# RECORDS FOR THIS EXERCISE:
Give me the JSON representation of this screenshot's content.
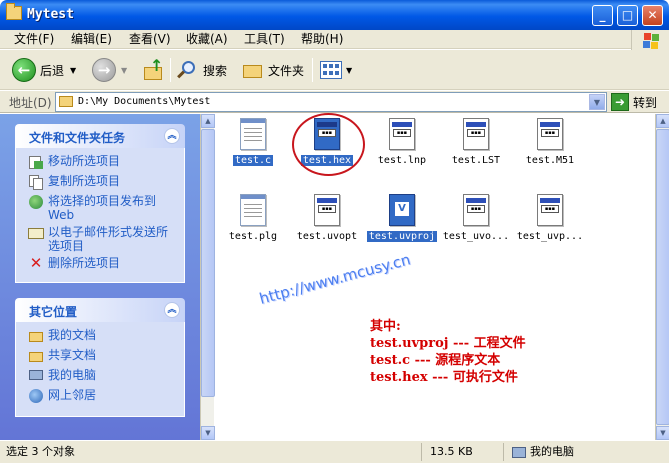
{
  "window": {
    "title": "Mytest"
  },
  "menu": [
    "文件(F)",
    "编辑(E)",
    "查看(V)",
    "收藏(A)",
    "工具(T)",
    "帮助(H)"
  ],
  "toolbar": {
    "back": "后退",
    "search": "搜索",
    "folders": "文件夹"
  },
  "address": {
    "label": "地址(D)",
    "path": "D:\\My Documents\\Mytest",
    "go": "转到"
  },
  "tasks_panel": {
    "title": "文件和文件夹任务",
    "items": [
      {
        "label": "移动所选项目",
        "icon": "move-icon"
      },
      {
        "label": "复制所选项目",
        "icon": "copy-icon"
      },
      {
        "label": "将选择的项目发布到 Web",
        "icon": "publish-web-icon"
      },
      {
        "label": "以电子邮件形式发送所选项目",
        "icon": "email-icon"
      },
      {
        "label": "删除所选项目",
        "icon": "delete-icon"
      }
    ]
  },
  "places_panel": {
    "title": "其它位置",
    "items": [
      {
        "label": "我的文档",
        "icon": "my-documents-icon"
      },
      {
        "label": "共享文档",
        "icon": "shared-documents-icon"
      },
      {
        "label": "我的电脑",
        "icon": "my-computer-icon"
      },
      {
        "label": "网上邻居",
        "icon": "network-places-icon"
      }
    ]
  },
  "files": [
    {
      "name": "test.c",
      "type": "notepad",
      "selected": true
    },
    {
      "name": "test.hex",
      "type": "app",
      "selected": true
    },
    {
      "name": "test.lnp",
      "type": "app",
      "selected": false
    },
    {
      "name": "test.LST",
      "type": "app",
      "selected": false
    },
    {
      "name": "test.M51",
      "type": "app",
      "selected": false
    },
    {
      "name": "test.plg",
      "type": "notepad",
      "selected": false
    },
    {
      "name": "test.uvopt",
      "type": "app",
      "selected": false
    },
    {
      "name": "test.uvproj",
      "type": "uvision",
      "selected": true
    },
    {
      "name": "test_uvo...",
      "type": "app",
      "selected": false
    },
    {
      "name": "test_uvp...",
      "type": "app",
      "selected": false
    }
  ],
  "watermark": "http://www.mcusy.cn",
  "note": {
    "heading": "其中:",
    "lines": [
      "test.uvproj --- 工程文件",
      "test.c --- 源程序文本",
      "test.hex --- 可执行文件"
    ]
  },
  "status": {
    "selection": "选定 3 个对象",
    "size": "13.5 KB",
    "location": "我的电脑"
  },
  "colors": {
    "title_blue": "#0058e6",
    "link_blue": "#215dc6",
    "selection": "#316ac5",
    "note_red": "#d40000",
    "ring_red": "#c8161d"
  }
}
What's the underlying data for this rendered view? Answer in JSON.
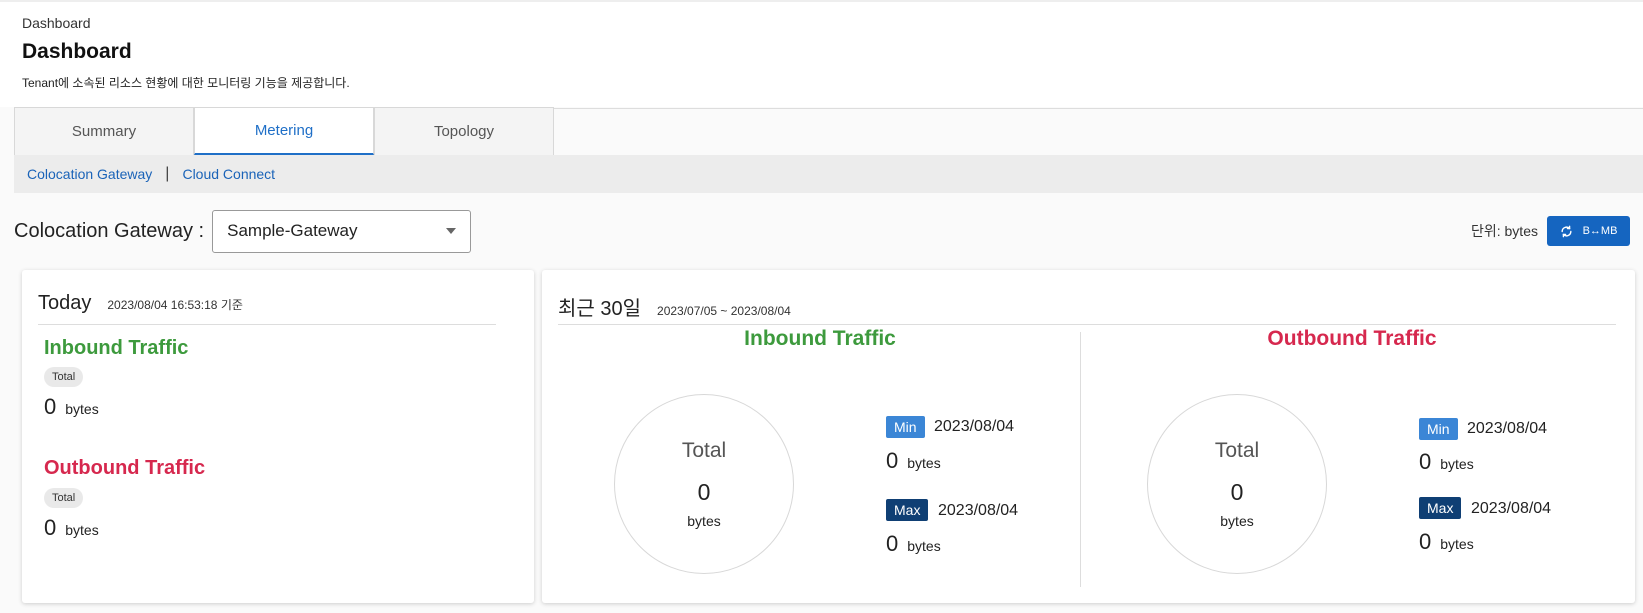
{
  "header": {
    "breadcrumb": "Dashboard",
    "title": "Dashboard",
    "description": "Tenant에 소속된 리소스 현황에 대한 모니터링 기능을 제공합니다."
  },
  "tabs": [
    {
      "label": "Summary",
      "active": false
    },
    {
      "label": "Metering",
      "active": true
    },
    {
      "label": "Topology",
      "active": false
    }
  ],
  "subnav": {
    "items": [
      "Colocation Gateway",
      "Cloud Connect"
    ],
    "separator": "|"
  },
  "selector": {
    "label": "Colocation Gateway :",
    "value": "Sample-Gateway"
  },
  "unit": {
    "text": "단위: bytes",
    "button_label": "B↔MB"
  },
  "today": {
    "title": "Today",
    "timestamp": "2023/08/04 16:53:18 기준",
    "inbound": {
      "title": "Inbound Traffic",
      "pill": "Total",
      "value": "0",
      "unit": "bytes"
    },
    "outbound": {
      "title": "Outbound Traffic",
      "pill": "Total",
      "value": "0",
      "unit": "bytes"
    }
  },
  "recent": {
    "title": "최근 30일",
    "range": "2023/07/05 ~ 2023/08/04",
    "inbound": {
      "title": "Inbound Traffic",
      "total_label": "Total",
      "total_value": "0",
      "total_unit": "bytes",
      "min_label": "Min",
      "min_date": "2023/08/04",
      "min_value": "0",
      "min_unit": "bytes",
      "max_label": "Max",
      "max_date": "2023/08/04",
      "max_value": "0",
      "max_unit": "bytes"
    },
    "outbound": {
      "title": "Outbound Traffic",
      "total_label": "Total",
      "total_value": "0",
      "total_unit": "bytes",
      "min_label": "Min",
      "min_date": "2023/08/04",
      "min_value": "0",
      "min_unit": "bytes",
      "max_label": "Max",
      "max_date": "2023/08/04",
      "max_value": "0",
      "max_unit": "bytes"
    }
  },
  "colors": {
    "accent": "#1f6fc7",
    "inbound": "#3d9a3d",
    "outbound": "#d6284e",
    "min_badge": "#3b86d6",
    "max_badge": "#0f3f74",
    "button": "#1565c0"
  },
  "icons": {
    "unit_button": "refresh-icon",
    "select": "caret-down-icon"
  }
}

# TASK OBJECTIVE:
Respond with nothing but the number of lines in the entries that contain the string "Dashboard".

# RESPONSE TO THE EXERCISE:
2